### WHAT YOU NEED TO DO:
Below is a set of records; restate each one word for word.

*** RECORDS FOR THIS TASK

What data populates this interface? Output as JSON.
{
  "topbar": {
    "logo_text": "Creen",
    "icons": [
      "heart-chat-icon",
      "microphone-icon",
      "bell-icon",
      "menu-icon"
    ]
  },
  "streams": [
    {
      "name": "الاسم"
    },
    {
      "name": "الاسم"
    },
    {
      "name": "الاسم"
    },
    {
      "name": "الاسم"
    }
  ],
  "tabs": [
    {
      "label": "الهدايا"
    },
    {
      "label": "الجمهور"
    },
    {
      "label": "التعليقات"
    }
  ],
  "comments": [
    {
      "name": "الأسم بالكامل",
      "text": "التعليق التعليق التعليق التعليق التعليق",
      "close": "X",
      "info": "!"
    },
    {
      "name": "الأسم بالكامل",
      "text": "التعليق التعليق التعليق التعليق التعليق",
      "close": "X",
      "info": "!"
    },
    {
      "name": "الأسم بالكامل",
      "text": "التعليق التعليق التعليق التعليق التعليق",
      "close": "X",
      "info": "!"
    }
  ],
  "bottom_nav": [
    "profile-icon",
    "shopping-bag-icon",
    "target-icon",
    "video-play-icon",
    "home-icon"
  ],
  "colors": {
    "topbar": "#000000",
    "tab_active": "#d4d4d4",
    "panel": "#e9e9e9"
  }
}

******

### EXERCISE ANSWER:
What data populates this interface? Output as JSON.
{
  "topbar": {
    "logo_text": "Creen",
    "icons": [
      "heart-chat-icon",
      "microphone-icon",
      "bell-icon",
      "menu-icon"
    ]
  },
  "streams": [
    {
      "name": "الاسم"
    },
    {
      "name": "الاسم"
    },
    {
      "name": "الاسم"
    },
    {
      "name": "الاسم"
    }
  ],
  "tabs": [
    {
      "label": "الهدايا"
    },
    {
      "label": "الجمهور"
    },
    {
      "label": "التعليقات"
    }
  ],
  "comments": [
    {
      "name": "الأسم بالكامل",
      "text": "التعليق التعليق التعليق التعليق التعليق",
      "close": "X",
      "info": "!"
    },
    {
      "name": "الأسم بالكامل",
      "text": "التعليق التعليق التعليق التعليق التعليق",
      "close": "X",
      "info": "!"
    },
    {
      "name": "الأسم بالكامل",
      "text": "التعليق التعليق التعليق التعليق التعليق",
      "close": "X",
      "info": "!"
    }
  ],
  "bottom_nav": [
    "profile-icon",
    "shopping-bag-icon",
    "target-icon",
    "video-play-icon",
    "home-icon"
  ],
  "colors": {
    "topbar": "#000000",
    "tab_active": "#d4d4d4",
    "panel": "#e9e9e9"
  }
}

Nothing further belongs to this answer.